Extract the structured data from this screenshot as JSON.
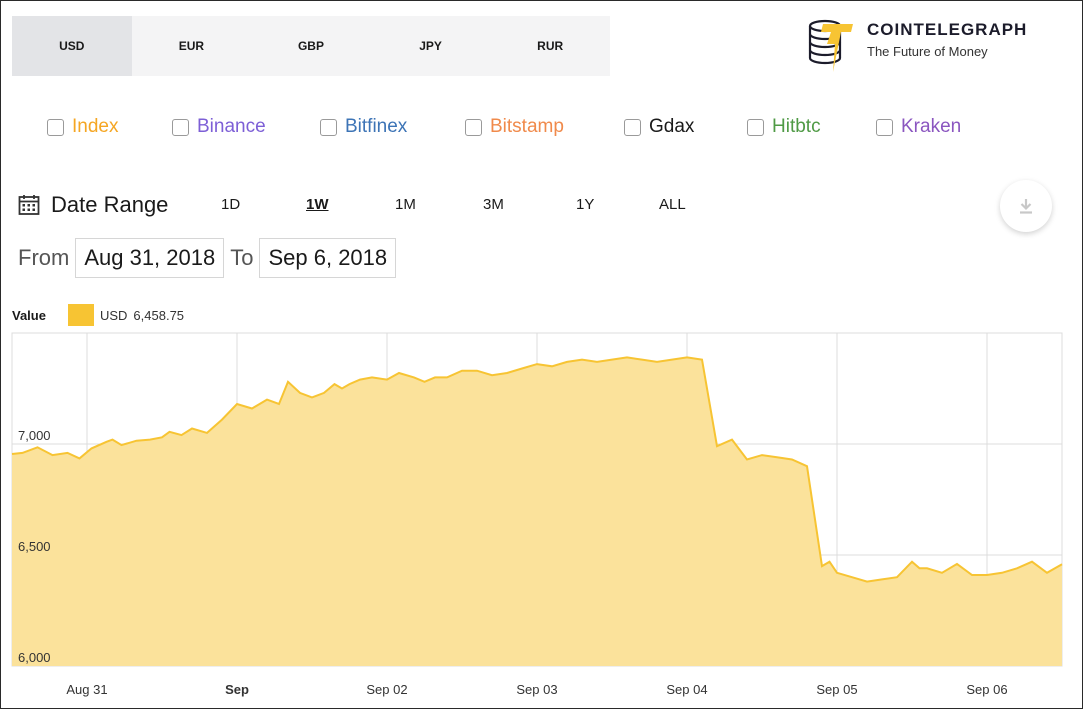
{
  "currencies": {
    "items": [
      {
        "label": "USD",
        "active": true
      },
      {
        "label": "EUR",
        "active": false
      },
      {
        "label": "GBP",
        "active": false
      },
      {
        "label": "JPY",
        "active": false
      },
      {
        "label": "RUR",
        "active": false
      }
    ]
  },
  "brand": {
    "name": "COINTELEGRAPH",
    "tagline": "The Future of Money"
  },
  "exchanges": [
    {
      "label": "Index",
      "checked": true,
      "color": "#f5a623"
    },
    {
      "label": "Binance",
      "checked": false,
      "color": "#7d5fd6"
    },
    {
      "label": "Bitfinex",
      "checked": false,
      "color": "#3d74b6"
    },
    {
      "label": "Bitstamp",
      "checked": false,
      "color": "#f08a4b"
    },
    {
      "label": "Gdax",
      "checked": false,
      "color": "#1a1a1a"
    },
    {
      "label": "Hitbtc",
      "checked": false,
      "color": "#4f9a45"
    },
    {
      "label": "Kraken",
      "checked": false,
      "color": "#8b56c0"
    }
  ],
  "date_range": {
    "label": "Date Range",
    "ranges": [
      {
        "label": "1D",
        "active": false
      },
      {
        "label": "1W",
        "active": true
      },
      {
        "label": "1M",
        "active": false
      },
      {
        "label": "3M",
        "active": false
      },
      {
        "label": "1Y",
        "active": false
      },
      {
        "label": "ALL",
        "active": false
      }
    ],
    "from_label": "From",
    "from_value": "Aug 31, 2018",
    "to_label": "To",
    "to_value": "Sep 6, 2018"
  },
  "legend": {
    "title": "Value",
    "series": "USD",
    "value": "6,458.75",
    "color": "#f7c433"
  },
  "colors": {
    "area_fill": "#fbe29b",
    "line": "#f7c433",
    "grid": "#dcdcdc",
    "checkbox": "#2f8bea"
  },
  "chart_data": {
    "type": "area",
    "ylim": [
      6000,
      7500
    ],
    "y_ticks": [
      7000,
      6500,
      6000
    ],
    "y_tick_labels": [
      "7,000",
      "6,500",
      "6,000"
    ],
    "x_ticks": [
      0,
      1,
      2,
      3,
      4,
      5,
      6
    ],
    "x_tick_labels": [
      "Aug 31",
      "Sep",
      "Sep 02",
      "Sep 03",
      "Sep 04",
      "Sep 05",
      "Sep 06"
    ],
    "x_tick_bold": [
      false,
      true,
      false,
      false,
      false,
      false,
      false
    ],
    "xlim": [
      -0.5,
      6.5
    ],
    "grid": true,
    "series": [
      {
        "name": "USD",
        "x": [
          -0.5,
          -0.43,
          -0.33,
          -0.23,
          -0.13,
          -0.05,
          0.03,
          0.13,
          0.17,
          0.23,
          0.33,
          0.42,
          0.5,
          0.55,
          0.63,
          0.7,
          0.8,
          0.9,
          1.0,
          1.1,
          1.2,
          1.28,
          1.34,
          1.42,
          1.5,
          1.58,
          1.65,
          1.7,
          1.75,
          1.82,
          1.9,
          2.0,
          2.08,
          2.18,
          2.25,
          2.32,
          2.4,
          2.5,
          2.6,
          2.7,
          2.8,
          2.9,
          3.0,
          3.1,
          3.2,
          3.3,
          3.4,
          3.5,
          3.6,
          3.7,
          3.8,
          3.9,
          4.0,
          4.1,
          4.2,
          4.3,
          4.4,
          4.5,
          4.6,
          4.7,
          4.8,
          4.9,
          4.95,
          5.0,
          5.1,
          5.2,
          5.3,
          5.4,
          5.5,
          5.55,
          5.6,
          5.7,
          5.8,
          5.9,
          6.0,
          6.1,
          6.2,
          6.3,
          6.4,
          6.5
        ],
        "y": [
          6955,
          6960,
          6985,
          6950,
          6960,
          6935,
          6980,
          7010,
          7020,
          6995,
          7015,
          7020,
          7030,
          7055,
          7040,
          7070,
          7050,
          7110,
          7180,
          7160,
          7200,
          7180,
          7280,
          7230,
          7210,
          7230,
          7270,
          7250,
          7270,
          7290,
          7300,
          7290,
          7320,
          7300,
          7280,
          7300,
          7300,
          7330,
          7330,
          7310,
          7320,
          7340,
          7360,
          7350,
          7370,
          7380,
          7370,
          7380,
          7390,
          7380,
          7370,
          7380,
          7390,
          7380,
          6990,
          7020,
          6930,
          6950,
          6940,
          6930,
          6900,
          6450,
          6470,
          6420,
          6400,
          6380,
          6390,
          6400,
          6470,
          6440,
          6440,
          6420,
          6460,
          6410,
          6410,
          6420,
          6440,
          6470,
          6420,
          6458
        ]
      }
    ]
  }
}
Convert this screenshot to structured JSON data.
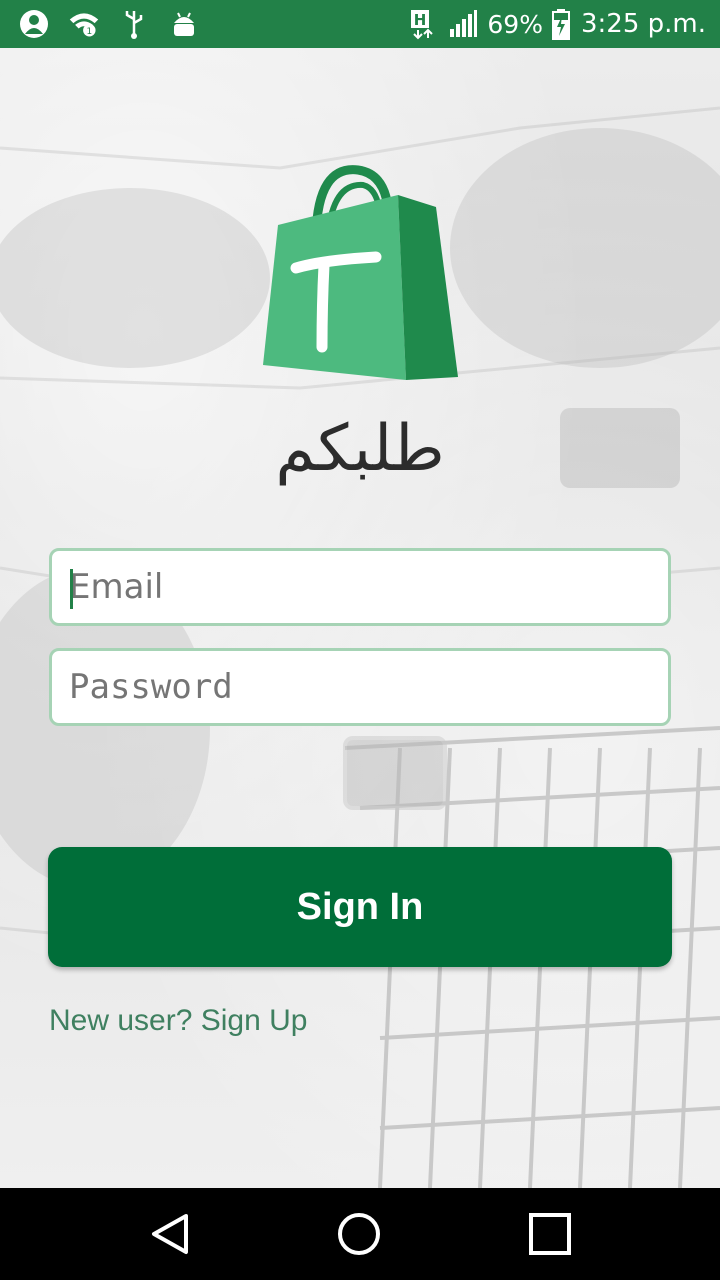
{
  "status_bar": {
    "battery_percent": "69%",
    "time": "3:25 p.m.",
    "icons": [
      "user-profile-icon",
      "wifi-icon",
      "usb-icon",
      "android-debug-icon",
      "hplus-network-icon",
      "signal-icon",
      "battery-charging-icon"
    ]
  },
  "app": {
    "brand_name": "طلبكم",
    "logo_letter": "T"
  },
  "form": {
    "email_placeholder": "Email",
    "email_value": "",
    "password_placeholder": "Password",
    "password_value": ""
  },
  "actions": {
    "sign_in_label": "Sign In",
    "sign_up_link": "New user? Sign Up"
  },
  "nav": {
    "icons": [
      "back-icon",
      "home-icon",
      "recents-icon"
    ]
  },
  "colors": {
    "status_bar": "#228148",
    "primary_button": "#006e39",
    "field_border": "#a6d3b5",
    "link": "#3f8060",
    "logo_light": "#4dba7f",
    "logo_dark": "#1f8a4c"
  }
}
# # #
■ BRIEF ■
Apart from the pictures, the entries above are to be repeated in full and exactly.

■ REPLY ■
Extract the structured data from this screenshot as JSON.
{
  "currencies": {
    "items": [
      {
        "label": "USD",
        "active": true
      },
      {
        "label": "EUR",
        "active": false
      },
      {
        "label": "GBP",
        "active": false
      },
      {
        "label": "JPY",
        "active": false
      },
      {
        "label": "RUR",
        "active": false
      }
    ]
  },
  "brand": {
    "name": "COINTELEGRAPH",
    "tagline": "The Future of Money"
  },
  "exchanges": [
    {
      "label": "Index",
      "checked": true,
      "color": "#f5a623"
    },
    {
      "label": "Binance",
      "checked": false,
      "color": "#7d5fd6"
    },
    {
      "label": "Bitfinex",
      "checked": false,
      "color": "#3d74b6"
    },
    {
      "label": "Bitstamp",
      "checked": false,
      "color": "#f08a4b"
    },
    {
      "label": "Gdax",
      "checked": false,
      "color": "#1a1a1a"
    },
    {
      "label": "Hitbtc",
      "checked": false,
      "color": "#4f9a45"
    },
    {
      "label": "Kraken",
      "checked": false,
      "color": "#8b56c0"
    }
  ],
  "date_range": {
    "label": "Date Range",
    "ranges": [
      {
        "label": "1D",
        "active": false
      },
      {
        "label": "1W",
        "active": true
      },
      {
        "label": "1M",
        "active": false
      },
      {
        "label": "3M",
        "active": false
      },
      {
        "label": "1Y",
        "active": false
      },
      {
        "label": "ALL",
        "active": false
      }
    ],
    "from_label": "From",
    "from_value": "Aug 31, 2018",
    "to_label": "To",
    "to_value": "Sep 6, 2018"
  },
  "legend": {
    "title": "Value",
    "series": "USD",
    "value": "6,458.75",
    "color": "#f7c433"
  },
  "colors": {
    "area_fill": "#fbe29b",
    "line": "#f7c433",
    "grid": "#dcdcdc",
    "checkbox": "#2f8bea"
  },
  "chart_data": {
    "type": "area",
    "ylim": [
      6000,
      7500
    ],
    "y_ticks": [
      7000,
      6500,
      6000
    ],
    "y_tick_labels": [
      "7,000",
      "6,500",
      "6,000"
    ],
    "x_ticks": [
      0,
      1,
      2,
      3,
      4,
      5,
      6
    ],
    "x_tick_labels": [
      "Aug 31",
      "Sep",
      "Sep 02",
      "Sep 03",
      "Sep 04",
      "Sep 05",
      "Sep 06"
    ],
    "x_tick_bold": [
      false,
      true,
      false,
      false,
      false,
      false,
      false
    ],
    "xlim": [
      -0.5,
      6.5
    ],
    "grid": true,
    "series": [
      {
        "name": "USD",
        "x": [
          -0.5,
          -0.43,
          -0.33,
          -0.23,
          -0.13,
          -0.05,
          0.03,
          0.13,
          0.17,
          0.23,
          0.33,
          0.42,
          0.5,
          0.55,
          0.63,
          0.7,
          0.8,
          0.9,
          1.0,
          1.1,
          1.2,
          1.28,
          1.34,
          1.42,
          1.5,
          1.58,
          1.65,
          1.7,
          1.75,
          1.82,
          1.9,
          2.0,
          2.08,
          2.18,
          2.25,
          2.32,
          2.4,
          2.5,
          2.6,
          2.7,
          2.8,
          2.9,
          3.0,
          3.1,
          3.2,
          3.3,
          3.4,
          3.5,
          3.6,
          3.7,
          3.8,
          3.9,
          4.0,
          4.1,
          4.2,
          4.3,
          4.4,
          4.5,
          4.6,
          4.7,
          4.8,
          4.9,
          4.95,
          5.0,
          5.1,
          5.2,
          5.3,
          5.4,
          5.5,
          5.55,
          5.6,
          5.7,
          5.8,
          5.9,
          6.0,
          6.1,
          6.2,
          6.3,
          6.4,
          6.5
        ],
        "y": [
          6955,
          6960,
          6985,
          6950,
          6960,
          6935,
          6980,
          7010,
          7020,
          6995,
          7015,
          7020,
          7030,
          7055,
          7040,
          7070,
          7050,
          7110,
          7180,
          7160,
          7200,
          7180,
          7280,
          7230,
          7210,
          7230,
          7270,
          7250,
          7270,
          7290,
          7300,
          7290,
          7320,
          7300,
          7280,
          7300,
          7300,
          7330,
          7330,
          7310,
          7320,
          7340,
          7360,
          7350,
          7370,
          7380,
          7370,
          7380,
          7390,
          7380,
          7370,
          7380,
          7390,
          7380,
          6990,
          7020,
          6930,
          6950,
          6940,
          6930,
          6900,
          6450,
          6470,
          6420,
          6400,
          6380,
          6390,
          6400,
          6470,
          6440,
          6440,
          6420,
          6460,
          6410,
          6410,
          6420,
          6440,
          6470,
          6420,
          6458
        ]
      }
    ]
  }
}
Convert this screenshot to structured JSON data.
{
  "status_bar": {
    "battery_percent": "69%",
    "time": "3:25 p.m.",
    "icons": [
      "user-profile-icon",
      "wifi-icon",
      "usb-icon",
      "android-debug-icon",
      "hplus-network-icon",
      "signal-icon",
      "battery-charging-icon"
    ]
  },
  "app": {
    "brand_name": "طلبكم",
    "logo_letter": "T"
  },
  "form": {
    "email_placeholder": "Email",
    "email_value": "",
    "password_placeholder": "Password",
    "password_value": ""
  },
  "actions": {
    "sign_in_label": "Sign In",
    "sign_up_link": "New user? Sign Up"
  },
  "nav": {
    "icons": [
      "back-icon",
      "home-icon",
      "recents-icon"
    ]
  },
  "colors": {
    "status_bar": "#228148",
    "primary_button": "#006e39",
    "field_border": "#a6d3b5",
    "link": "#3f8060",
    "logo_light": "#4dba7f",
    "logo_dark": "#1f8a4c"
  }
}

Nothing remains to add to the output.